§ Goal 1
Repeat these lines from the records exactly, beginning at the line that contains "left-data-point xyxy=(700,437,727,464)" and stopping after the line that contains "right-data-point xyxy=(1715,526,1744,555)".

§ Excerpted passage
:::

336 Ill. App. 3d 436

ROBERT WAICEKAUSKAS, Petitioner-Appellant, v. DAVID BURKE et al., as Traffic Compliance Adm’rs, et al., Respondents-Appellees.

First District (6th Division)

No. 1—01—3673

Opinion filed December 13, 2002.

Robert Waicekauskas, of Orland Park, appellant pro se.

Michael A. Buck, of Law Offices of John R. Sullivan, of Midlothian, for appellees.

JUSTICE TULLY

delivered the opinion of the court:

Robert Waicekauskas brought suit against the Village of Midlothian (Village), David Burke and Michael J. Schultz, as traffic compliance administrators, charging that the Village’s Administrative Adjudication of Vehicular Standing, Parking and Condition of Vehicle Regulation Violations Ordinance (the Ordinance) (Village of Midlothian Municipal Code, ch. 17, § 10 — 17—1 et seq. (1993)) violates the due process clauses of both the United States and Illinois Constitutions. Petitioner further charges that the Ordinance violates the fair *437hearing requirement of the Illinois Vehicle Code (625 ILCS 5/11— 208.3 (West 2000)).

Between April 5 and April 14, 1999, petitioner was issued five separate tickets by the Village of Midlothian police department for various violations of municipal parking and vehicle regulations. The tickets were issued under the authority of the Village of Midlothian Ordinance, section 10 — 17—1 et seq. Petitioner requested a hearing on the violations, and after a continuance, a hearing was held oil June 17, 1999. At the hearing, petitioner objected to the Ordinance and the hearing process as violating the due process clause. Petitioner’s objection was denied and a finding of liable was entered. Petitioner subsequently appealed to the traffic compliance administrator and again objected to the Ordinance. The administrator upheld the finding of the hearing officer. Petitioner then filed a petition for judicial review in the municipal division of the circuit court. On September 7, 1999, the court entered an order denying the petition for judicial review and entering judgment upholding the administrative order. On October 4, 1999, the court supplemented its September 7 order with specific findings that the Ordinance challenged by the petition does not violate the due process clauses of either the United States or Illinois Constitution and further that the Ordinance does comply with the requirements of section 11 — 208.3.

:::

[Element region listings]
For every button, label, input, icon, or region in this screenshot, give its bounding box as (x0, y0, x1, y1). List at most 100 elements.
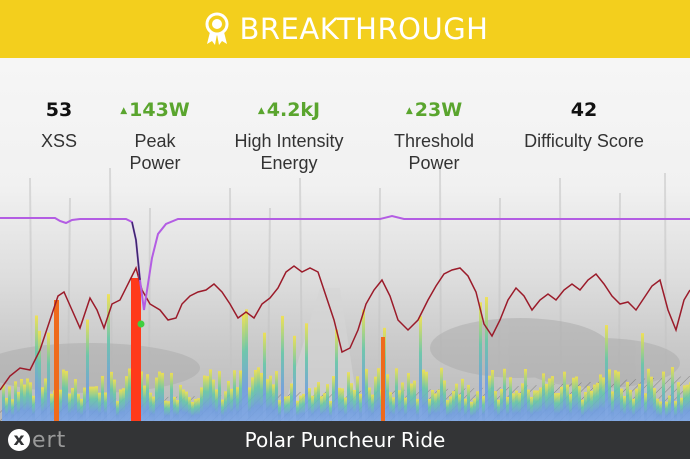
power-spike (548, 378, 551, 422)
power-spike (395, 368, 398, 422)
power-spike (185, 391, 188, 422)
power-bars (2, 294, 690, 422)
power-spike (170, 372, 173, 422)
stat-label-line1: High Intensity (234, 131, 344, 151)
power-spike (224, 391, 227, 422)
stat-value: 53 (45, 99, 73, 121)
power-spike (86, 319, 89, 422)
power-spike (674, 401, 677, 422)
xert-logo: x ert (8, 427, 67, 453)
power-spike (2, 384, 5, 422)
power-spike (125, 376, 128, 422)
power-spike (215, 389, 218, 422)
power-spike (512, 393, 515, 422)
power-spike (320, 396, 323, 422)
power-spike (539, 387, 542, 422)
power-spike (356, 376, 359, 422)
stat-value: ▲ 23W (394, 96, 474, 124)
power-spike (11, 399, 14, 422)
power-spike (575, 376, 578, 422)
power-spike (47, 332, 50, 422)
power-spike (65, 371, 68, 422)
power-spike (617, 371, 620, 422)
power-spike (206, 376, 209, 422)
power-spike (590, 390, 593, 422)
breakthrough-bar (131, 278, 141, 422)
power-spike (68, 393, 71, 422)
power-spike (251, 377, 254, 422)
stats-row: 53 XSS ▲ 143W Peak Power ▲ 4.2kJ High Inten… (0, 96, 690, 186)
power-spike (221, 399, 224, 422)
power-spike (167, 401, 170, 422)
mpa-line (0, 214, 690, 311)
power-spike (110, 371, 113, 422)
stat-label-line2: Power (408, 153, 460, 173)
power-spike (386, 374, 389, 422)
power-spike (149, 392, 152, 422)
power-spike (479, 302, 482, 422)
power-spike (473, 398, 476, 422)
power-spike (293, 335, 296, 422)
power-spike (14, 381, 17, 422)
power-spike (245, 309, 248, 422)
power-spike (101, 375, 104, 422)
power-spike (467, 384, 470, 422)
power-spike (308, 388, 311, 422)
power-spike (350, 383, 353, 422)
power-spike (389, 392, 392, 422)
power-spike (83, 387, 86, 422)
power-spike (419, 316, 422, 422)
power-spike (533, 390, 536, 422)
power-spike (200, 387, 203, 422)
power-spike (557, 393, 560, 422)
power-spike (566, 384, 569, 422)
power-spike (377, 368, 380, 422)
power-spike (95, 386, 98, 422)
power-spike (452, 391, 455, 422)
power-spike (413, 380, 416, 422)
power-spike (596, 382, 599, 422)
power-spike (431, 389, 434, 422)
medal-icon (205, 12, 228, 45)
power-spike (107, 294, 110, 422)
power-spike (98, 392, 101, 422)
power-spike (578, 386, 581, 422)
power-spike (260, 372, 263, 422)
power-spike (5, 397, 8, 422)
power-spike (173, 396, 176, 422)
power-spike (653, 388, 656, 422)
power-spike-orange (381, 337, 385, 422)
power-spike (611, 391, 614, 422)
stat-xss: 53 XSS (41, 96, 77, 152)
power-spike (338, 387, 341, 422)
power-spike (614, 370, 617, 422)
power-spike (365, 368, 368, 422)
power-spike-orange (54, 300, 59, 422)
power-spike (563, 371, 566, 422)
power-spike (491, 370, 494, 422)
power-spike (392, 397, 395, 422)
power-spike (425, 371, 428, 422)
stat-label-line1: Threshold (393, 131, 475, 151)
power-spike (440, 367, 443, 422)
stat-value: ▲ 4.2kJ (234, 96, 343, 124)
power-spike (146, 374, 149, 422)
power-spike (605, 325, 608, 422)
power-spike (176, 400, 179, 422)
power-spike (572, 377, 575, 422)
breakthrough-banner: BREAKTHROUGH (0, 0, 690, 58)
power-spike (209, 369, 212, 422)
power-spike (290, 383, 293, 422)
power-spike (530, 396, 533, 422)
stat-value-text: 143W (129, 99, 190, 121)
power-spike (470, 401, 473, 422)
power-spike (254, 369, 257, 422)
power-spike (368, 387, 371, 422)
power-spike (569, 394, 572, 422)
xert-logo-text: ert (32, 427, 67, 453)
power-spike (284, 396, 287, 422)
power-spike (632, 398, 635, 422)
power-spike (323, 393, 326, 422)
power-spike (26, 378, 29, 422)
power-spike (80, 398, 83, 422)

:::

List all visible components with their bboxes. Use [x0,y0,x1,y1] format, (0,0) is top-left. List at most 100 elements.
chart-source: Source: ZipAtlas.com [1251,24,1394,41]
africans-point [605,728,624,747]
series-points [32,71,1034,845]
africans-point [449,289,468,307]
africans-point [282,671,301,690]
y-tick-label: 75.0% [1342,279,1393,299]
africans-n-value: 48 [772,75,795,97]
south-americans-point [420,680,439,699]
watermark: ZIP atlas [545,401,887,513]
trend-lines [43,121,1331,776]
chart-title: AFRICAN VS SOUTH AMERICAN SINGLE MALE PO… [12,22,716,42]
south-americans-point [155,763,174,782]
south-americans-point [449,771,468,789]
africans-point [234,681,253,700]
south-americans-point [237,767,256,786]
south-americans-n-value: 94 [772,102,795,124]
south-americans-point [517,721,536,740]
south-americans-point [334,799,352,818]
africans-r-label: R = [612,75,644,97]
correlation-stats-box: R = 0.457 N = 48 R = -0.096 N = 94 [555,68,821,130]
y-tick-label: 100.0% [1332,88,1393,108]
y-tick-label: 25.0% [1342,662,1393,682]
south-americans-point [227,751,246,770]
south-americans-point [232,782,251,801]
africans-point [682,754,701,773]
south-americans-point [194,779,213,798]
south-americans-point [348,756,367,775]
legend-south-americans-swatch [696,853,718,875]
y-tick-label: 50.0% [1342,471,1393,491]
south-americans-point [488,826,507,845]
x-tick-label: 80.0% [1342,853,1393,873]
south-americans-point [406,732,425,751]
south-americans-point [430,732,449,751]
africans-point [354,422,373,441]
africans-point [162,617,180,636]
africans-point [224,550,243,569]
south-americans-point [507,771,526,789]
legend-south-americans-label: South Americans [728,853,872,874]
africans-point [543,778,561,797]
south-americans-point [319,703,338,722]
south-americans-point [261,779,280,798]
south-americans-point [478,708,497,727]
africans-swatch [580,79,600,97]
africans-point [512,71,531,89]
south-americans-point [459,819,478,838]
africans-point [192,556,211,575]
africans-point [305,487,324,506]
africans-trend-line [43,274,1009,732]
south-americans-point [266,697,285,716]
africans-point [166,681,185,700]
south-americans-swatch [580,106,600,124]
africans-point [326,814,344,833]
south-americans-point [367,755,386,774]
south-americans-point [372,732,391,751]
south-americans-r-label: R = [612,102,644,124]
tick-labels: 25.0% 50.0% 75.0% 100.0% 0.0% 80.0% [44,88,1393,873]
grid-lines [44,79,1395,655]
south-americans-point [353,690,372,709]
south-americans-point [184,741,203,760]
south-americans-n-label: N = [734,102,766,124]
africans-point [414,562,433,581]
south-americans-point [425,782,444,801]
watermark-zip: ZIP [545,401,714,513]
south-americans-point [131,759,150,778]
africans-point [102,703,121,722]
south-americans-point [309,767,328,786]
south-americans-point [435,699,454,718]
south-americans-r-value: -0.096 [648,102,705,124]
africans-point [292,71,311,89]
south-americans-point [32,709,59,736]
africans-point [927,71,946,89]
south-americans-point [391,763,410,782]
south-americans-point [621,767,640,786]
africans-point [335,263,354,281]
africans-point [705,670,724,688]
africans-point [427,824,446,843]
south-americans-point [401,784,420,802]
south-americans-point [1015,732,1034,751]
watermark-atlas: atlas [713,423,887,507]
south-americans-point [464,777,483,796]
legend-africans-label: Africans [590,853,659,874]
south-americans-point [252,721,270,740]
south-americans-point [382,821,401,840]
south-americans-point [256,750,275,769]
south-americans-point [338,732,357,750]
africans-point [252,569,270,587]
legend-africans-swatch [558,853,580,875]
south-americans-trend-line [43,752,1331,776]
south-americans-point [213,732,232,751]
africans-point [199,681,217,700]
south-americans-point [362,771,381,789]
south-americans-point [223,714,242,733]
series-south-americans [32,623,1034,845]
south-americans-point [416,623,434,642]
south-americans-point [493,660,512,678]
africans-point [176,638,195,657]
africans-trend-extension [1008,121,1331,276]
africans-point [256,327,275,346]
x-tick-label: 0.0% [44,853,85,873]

:::

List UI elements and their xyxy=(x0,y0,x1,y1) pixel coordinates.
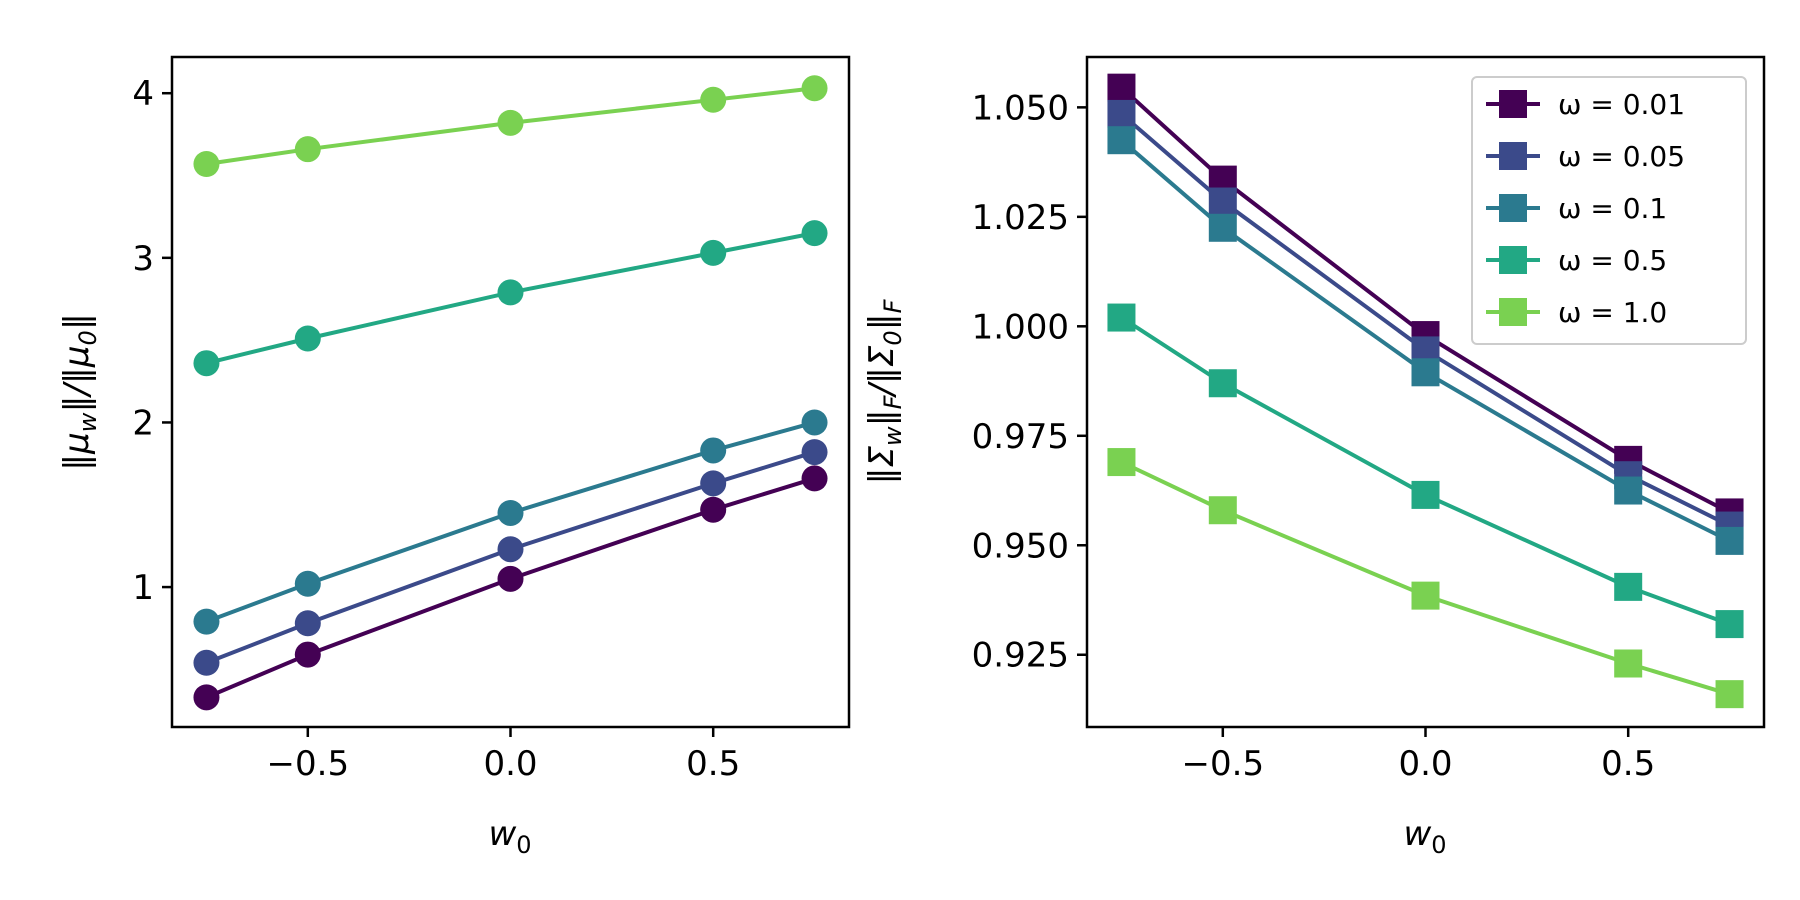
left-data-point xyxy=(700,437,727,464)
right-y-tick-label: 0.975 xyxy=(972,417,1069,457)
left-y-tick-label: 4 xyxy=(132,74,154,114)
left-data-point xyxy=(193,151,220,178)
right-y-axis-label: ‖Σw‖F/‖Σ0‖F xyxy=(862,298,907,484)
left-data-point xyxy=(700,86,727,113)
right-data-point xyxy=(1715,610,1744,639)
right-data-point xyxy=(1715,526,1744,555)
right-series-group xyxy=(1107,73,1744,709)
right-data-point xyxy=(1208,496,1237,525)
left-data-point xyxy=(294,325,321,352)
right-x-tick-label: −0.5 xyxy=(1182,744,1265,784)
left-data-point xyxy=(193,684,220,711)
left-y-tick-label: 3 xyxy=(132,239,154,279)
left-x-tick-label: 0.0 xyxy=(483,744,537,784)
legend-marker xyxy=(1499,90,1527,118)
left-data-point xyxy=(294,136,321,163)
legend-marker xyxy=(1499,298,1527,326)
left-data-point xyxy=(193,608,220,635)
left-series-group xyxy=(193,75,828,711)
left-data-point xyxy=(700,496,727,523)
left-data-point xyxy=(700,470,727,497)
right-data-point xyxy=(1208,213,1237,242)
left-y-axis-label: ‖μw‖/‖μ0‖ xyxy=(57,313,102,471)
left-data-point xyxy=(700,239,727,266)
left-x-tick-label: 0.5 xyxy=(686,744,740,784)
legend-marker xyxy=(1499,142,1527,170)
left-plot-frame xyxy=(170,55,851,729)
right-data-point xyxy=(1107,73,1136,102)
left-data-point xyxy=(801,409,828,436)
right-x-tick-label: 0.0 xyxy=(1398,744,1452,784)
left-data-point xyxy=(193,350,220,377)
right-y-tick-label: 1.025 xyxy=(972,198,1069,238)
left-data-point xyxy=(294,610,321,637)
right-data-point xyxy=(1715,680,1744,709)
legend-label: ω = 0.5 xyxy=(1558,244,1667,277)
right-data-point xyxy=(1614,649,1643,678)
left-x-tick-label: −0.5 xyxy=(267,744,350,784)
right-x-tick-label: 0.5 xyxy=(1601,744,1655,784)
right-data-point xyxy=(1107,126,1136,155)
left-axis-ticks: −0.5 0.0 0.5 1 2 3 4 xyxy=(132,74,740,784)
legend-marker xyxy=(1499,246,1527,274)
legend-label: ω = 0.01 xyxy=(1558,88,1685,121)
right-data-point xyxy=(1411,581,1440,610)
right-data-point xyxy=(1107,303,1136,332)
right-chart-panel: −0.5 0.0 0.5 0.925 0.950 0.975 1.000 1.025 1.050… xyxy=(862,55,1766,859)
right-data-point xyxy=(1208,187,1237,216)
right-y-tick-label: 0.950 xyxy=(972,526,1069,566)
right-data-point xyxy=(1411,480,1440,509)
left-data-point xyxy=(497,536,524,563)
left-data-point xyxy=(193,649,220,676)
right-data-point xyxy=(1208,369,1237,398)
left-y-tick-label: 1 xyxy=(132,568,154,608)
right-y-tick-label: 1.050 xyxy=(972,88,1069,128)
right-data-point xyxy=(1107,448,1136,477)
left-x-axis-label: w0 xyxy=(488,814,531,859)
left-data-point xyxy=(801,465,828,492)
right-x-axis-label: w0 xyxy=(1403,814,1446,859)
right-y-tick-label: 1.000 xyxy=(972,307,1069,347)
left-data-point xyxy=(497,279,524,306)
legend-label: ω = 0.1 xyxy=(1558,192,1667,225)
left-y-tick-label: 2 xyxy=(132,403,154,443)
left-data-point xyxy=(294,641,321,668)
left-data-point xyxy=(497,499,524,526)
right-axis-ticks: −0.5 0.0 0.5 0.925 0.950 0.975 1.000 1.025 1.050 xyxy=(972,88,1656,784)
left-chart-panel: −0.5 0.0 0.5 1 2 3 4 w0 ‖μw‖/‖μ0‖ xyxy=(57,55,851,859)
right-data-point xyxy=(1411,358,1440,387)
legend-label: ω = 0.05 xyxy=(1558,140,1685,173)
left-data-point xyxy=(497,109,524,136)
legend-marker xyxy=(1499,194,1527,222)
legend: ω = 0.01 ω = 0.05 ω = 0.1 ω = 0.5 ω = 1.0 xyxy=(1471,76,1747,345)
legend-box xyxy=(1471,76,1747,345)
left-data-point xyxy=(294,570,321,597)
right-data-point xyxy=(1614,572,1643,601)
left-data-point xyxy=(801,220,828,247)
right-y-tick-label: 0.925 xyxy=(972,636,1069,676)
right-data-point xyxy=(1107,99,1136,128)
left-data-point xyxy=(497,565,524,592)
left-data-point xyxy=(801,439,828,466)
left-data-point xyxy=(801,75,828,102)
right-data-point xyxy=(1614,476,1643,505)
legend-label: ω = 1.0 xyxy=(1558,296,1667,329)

:::

§ Goal 2
From the court opinion, write out the passage exactly as it appears, beginning at the words "ROBERT WAICEKAUSKAS, Petitioner-Appellant, v." and stopping after the words "Midlothian, for appellees.".

§ Complete output 1
left-data-point xyxy=(700,437,727,464)
right-y-tick-label: 0.975 xyxy=(972,417,1069,457)
left-y-tick-label: 4 xyxy=(132,74,154,114)
left-data-point xyxy=(193,151,220,178)
right-y-axis-label: ‖Σw‖F/‖Σ0‖F xyxy=(862,298,907,484)
left-data-point xyxy=(700,86,727,113)
right-data-point xyxy=(1715,610,1744,639)
right-data-point xyxy=(1715,526,1744,555)

§ Complete output 2
ROBERT WAICEKAUSKAS, Petitioner-Appellant, v. DAVID BURKE et al., as Traffic Compliance Adm’rs, et al., Respondents-Appellees.

First District (6th Division)

No. 1—01—3673

Opinion filed December 13, 2002.

Robert Waicekauskas, of Orland Park, appellant pro se.

Michael A. Buck, of Law Offices of John R. Sullivan, of Midlothian, for appellees.